[Data extract]
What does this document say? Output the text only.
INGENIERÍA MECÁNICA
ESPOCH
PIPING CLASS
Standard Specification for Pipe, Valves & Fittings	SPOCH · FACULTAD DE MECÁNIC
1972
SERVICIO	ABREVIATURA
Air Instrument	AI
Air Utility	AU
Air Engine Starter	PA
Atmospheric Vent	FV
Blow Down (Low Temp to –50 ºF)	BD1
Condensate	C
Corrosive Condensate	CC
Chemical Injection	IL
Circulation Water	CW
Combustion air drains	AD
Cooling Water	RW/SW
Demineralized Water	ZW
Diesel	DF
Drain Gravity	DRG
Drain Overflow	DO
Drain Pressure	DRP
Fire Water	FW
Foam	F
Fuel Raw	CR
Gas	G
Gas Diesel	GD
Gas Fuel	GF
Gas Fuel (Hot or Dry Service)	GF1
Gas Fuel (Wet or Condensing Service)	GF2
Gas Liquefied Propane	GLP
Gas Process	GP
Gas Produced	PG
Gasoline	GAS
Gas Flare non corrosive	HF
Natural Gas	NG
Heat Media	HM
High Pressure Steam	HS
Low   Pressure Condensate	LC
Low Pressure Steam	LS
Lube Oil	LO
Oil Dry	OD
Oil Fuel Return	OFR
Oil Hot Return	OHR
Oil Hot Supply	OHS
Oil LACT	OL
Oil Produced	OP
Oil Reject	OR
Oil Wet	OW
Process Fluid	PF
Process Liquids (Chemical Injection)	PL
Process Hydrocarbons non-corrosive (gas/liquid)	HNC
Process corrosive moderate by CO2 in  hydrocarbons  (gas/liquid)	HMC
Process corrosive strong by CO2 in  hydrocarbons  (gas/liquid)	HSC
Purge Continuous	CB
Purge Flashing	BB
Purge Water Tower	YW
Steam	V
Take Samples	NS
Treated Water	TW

[Written request] From the entries above, copy every line that holds the word "Return".

[Task output]
Oil Fuel Return	OFR
Oil Hot Return	OHR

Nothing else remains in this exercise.